Alıntı Metin:
::::::::::

Hurt Locker şüphesi doğruymuş

Oscar ödüllerinin verildiği gece, toplanıp aramızda bir tahmin yarışması yaptık biz de. Herkes kendi adaylarını yazdı. Sonunda en çok kim bildi karşılaştırdık. Ödüllerden önce “Oscar alacak ilk kadın yönetmen” lafı o kadar çok yayılmıştı ki, kadınlar hep Hurt Locker’ı yazmıştı. Erkekler ise Avatar’ı...

Haberin Devamı

Kaybettik. Kathryn Bigelow’un en iyi yönetmen ödülü dahil, 6 Oscar kazandı The Hurt Locker.
O gece emin olamadığım, ancak sonra başkalarından da duyduğum bir şüphe uyandı bende.
Ne amaçla çekilmişse çekilsin. Algılandığı şekliyle, Hurt Locker, savaş karşıtı bir film değil. Savaş bağımlısı, işini mükemmel yapan, zeki, güçlü, vicdan sahibi, cool bir Amerikan askerinin portresi. Bir kusursuz savaşçı hikâyesi...
Öyle bir hava var ki şu an Amerika’da... Obama nefreti öyle keskinleşiyor ki... Çay Partisi Hareketi’nin muhafazakâr delileri her geçen gün öyle kalabalıklaşıyor ki... İşte Akademinin 5 bin 800 üyesinin de bu havadan etkilenmesinin normal olduğunu düşündüm ben. Çatlak sesli, savaş karşıtı Avatar’a o yüzden vermediler, bir asker filmini o yüzden takdis ettiler dedim.
Muhafazakâr Fox televizyonu, geçen gün bir tablo hazırlamış. Irak Savaşı’nı eleştiren, Matt Damon’lı “Green Zone” ilk hafta gişede başarısız kalınca, oh olsun diyorlar. 100 milyon harcadılar, 17 milyon gişe yaptılar... Onun yerine The Hurt Locker’a gidin yayını...
Aynı gün New York Times’ın muhafazakârı Ross Douthat’ın köşesinde de benzer minvalli bir yazı okudum. Hollywood politik film çekmeyi bilmiyor, halbuki The Hurt Locker ne iyi film, diyordu o da. Hem apolitik hem de Irak’ı ne doğru anlatıyor yazısı...
Hepsini bir kenara koyun. Bigelow’un yönetmen ödülünü alan ilk kadın oluşu... Avatar’ın 2.5 milyar dolarına karşı The Hurt Locker’ın 25 milyon dolar gişe yapması, fakir ama gururlu hali... Akademinin animasyonlardan çok hoşlanmaması... Bunların hepsi tali...
The Hurt Locker, şimdi Amerikan muhafazakârlarının başucu filmi haline geldi. Ve Oscar seyircisi için, orduyu sevdirme belgeseline döndü...
Diyeceğim, 5 bin 800 üyenin bunları öngörmeden oy vermiş olması mümkün değil. Şimdi emin oldum...
Dünyanın en politik jürisi, bu yıl kadına değil askere oy verdi...

::::::::::

Çıkarılan Veriler:

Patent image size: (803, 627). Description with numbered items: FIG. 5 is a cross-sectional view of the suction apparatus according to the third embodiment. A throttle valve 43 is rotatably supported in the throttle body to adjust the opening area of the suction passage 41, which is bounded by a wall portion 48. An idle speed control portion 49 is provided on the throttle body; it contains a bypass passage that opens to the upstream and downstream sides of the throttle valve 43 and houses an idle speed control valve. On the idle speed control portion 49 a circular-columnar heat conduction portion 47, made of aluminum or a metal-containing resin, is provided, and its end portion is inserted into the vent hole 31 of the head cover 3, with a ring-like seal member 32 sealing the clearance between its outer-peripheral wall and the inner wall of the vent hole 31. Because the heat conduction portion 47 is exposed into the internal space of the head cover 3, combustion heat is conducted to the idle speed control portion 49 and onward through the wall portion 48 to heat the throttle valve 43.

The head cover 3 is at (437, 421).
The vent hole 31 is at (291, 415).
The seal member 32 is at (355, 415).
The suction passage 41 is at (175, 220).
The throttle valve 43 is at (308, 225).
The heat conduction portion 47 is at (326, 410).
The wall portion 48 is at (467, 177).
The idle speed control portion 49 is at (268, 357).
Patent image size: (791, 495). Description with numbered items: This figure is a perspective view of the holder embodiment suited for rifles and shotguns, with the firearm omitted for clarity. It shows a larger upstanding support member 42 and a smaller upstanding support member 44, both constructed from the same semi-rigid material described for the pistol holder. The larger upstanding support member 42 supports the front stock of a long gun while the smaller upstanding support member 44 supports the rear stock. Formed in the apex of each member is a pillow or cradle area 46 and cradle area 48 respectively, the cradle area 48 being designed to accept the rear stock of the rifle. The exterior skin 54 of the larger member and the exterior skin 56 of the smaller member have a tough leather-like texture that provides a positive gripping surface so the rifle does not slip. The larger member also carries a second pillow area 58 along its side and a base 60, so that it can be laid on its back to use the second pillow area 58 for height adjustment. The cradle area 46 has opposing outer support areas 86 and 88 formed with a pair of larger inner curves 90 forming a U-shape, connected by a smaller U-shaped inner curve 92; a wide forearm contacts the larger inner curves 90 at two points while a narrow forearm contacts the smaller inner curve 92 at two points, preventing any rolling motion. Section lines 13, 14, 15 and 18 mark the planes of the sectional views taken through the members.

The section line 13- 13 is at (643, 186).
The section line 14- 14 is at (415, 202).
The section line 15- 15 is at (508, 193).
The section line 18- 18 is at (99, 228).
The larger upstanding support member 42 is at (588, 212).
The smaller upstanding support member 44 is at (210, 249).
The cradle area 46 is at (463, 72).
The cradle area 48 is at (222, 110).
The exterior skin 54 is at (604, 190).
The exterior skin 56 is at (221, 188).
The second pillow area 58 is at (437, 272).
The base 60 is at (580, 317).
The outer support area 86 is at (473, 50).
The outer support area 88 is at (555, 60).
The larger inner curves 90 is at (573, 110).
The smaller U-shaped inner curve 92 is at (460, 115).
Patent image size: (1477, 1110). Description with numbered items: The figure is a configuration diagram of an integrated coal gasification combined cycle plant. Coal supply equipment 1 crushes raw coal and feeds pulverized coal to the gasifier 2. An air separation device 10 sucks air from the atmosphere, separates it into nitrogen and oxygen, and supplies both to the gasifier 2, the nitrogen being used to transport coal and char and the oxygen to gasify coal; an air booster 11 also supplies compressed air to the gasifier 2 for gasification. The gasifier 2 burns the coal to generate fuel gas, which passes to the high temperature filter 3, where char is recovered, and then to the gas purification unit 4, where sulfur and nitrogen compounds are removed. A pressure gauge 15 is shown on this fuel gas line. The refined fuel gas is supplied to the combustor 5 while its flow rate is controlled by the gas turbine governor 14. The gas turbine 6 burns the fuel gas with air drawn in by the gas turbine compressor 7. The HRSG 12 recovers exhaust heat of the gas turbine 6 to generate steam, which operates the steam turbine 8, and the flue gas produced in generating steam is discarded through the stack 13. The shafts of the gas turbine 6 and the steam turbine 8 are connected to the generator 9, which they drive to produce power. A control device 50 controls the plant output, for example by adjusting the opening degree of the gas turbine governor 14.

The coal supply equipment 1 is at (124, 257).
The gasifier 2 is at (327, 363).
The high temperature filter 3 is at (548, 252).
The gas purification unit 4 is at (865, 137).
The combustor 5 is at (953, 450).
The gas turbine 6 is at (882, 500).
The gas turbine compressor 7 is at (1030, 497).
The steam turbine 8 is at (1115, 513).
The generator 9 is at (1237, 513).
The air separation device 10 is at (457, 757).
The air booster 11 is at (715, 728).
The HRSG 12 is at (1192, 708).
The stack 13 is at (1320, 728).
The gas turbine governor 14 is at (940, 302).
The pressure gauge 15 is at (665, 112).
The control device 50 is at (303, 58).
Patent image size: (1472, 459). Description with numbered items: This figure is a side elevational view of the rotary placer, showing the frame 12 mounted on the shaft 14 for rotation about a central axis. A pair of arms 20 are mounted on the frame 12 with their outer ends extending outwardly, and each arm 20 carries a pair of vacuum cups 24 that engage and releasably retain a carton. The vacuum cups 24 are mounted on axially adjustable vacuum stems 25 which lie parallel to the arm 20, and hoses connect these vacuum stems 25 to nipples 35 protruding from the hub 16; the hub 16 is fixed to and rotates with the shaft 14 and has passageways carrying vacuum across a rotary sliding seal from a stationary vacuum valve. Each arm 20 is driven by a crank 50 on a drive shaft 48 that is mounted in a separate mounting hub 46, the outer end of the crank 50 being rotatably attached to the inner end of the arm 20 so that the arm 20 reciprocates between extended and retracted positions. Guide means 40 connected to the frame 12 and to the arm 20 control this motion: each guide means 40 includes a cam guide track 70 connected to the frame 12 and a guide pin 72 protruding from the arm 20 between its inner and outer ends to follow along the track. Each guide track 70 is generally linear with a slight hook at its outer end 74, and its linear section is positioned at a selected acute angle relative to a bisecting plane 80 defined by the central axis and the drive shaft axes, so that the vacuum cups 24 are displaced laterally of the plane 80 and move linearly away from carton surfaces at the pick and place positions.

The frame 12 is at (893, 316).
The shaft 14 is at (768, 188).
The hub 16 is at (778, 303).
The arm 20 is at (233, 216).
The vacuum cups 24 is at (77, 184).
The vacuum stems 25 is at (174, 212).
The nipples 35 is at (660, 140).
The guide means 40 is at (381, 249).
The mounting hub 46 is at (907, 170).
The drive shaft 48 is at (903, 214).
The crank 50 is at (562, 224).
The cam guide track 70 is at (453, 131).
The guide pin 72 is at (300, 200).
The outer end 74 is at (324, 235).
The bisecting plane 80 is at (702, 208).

::::::::::

Yapılacak İşler:
**a)** Hurt Locker yazısına göre şu ifadeler doğru mu: (i) The Hurt Locker, Kathryn Bigelow'un en iyi yönetmen ödülü dahil 6 Oscar kazandı; (ii) "Green Zone" gişede 100 milyon yaptı; (iii) tahmin yarışmasında kadınlar hep Avatar'ı yazdı? Her biri için evet ya da hayır deyin ve kararı belirleyen sözleri yazıdan aynen alıntılayın.
**b)** Kayıtlarda "shaped" dizgesini içeren her satırı ayıklayın.
Bu kayıtların Hurt Locker yazısıyla hiçbir bağlantısı yoktur.

Verilen Yanıtlar:
**a)**
(i) Evet: "Kathryn Bigelow’un en iyi yönetmen ödülü dahil, 6 Oscar kazandı The Hurt Locker."
(ii) Hayır: "100 milyon harcadılar, 17 milyon gişe yaptılar..."
(iii) Hayır: "kadınlar hep Hurt Locker’ı yazmıştı. Erkekler ise Avatar’ı..."

**b)**
Patent image size: (791, 495). Description with numbered items: This figure is a perspective view of the holder embodiment suited for rifles and shotguns, with the firearm omitted for clarity. It shows a larger upstanding support member 42 and a smaller upstanding support member 44, both constructed from the same semi-rigid material described for the pistol holder. The larger upstanding support member 42 supports the front stock of a long gun while the smaller upstanding support member 44 supports the rear stock. Formed in the apex of each member is a pillow or cradle area 46 and cradle area 48 respectively, the cradle area 48 being designed to accept the rear stock of the rifle. The exterior skin 54 of the larger member and the exterior skin 56 of the smaller member have a tough leather-like texture that provides a positive gripping surface so the rifle does not slip. The larger member also carries a second pillow area 58 along its side and a base 60, so that it can be laid on its back to use the second pillow area 58 for height adjustment. The cradle area 46 has opposing outer support areas 86 and 88 formed with a pair of larger inner curves 90 forming a U-shape, connected by a smaller U-shaped inner curve 92; a wide forearm contacts the larger inner curves 90 at two points while a narrow forearm contacts the smaller inner curve 92 at two points, preventing any rolling motion. Section lines 13, 14, 15 and 18 mark the planes of the sectional views taken through the members.
The smaller U-shaped inner curve 92 is at (460, 115).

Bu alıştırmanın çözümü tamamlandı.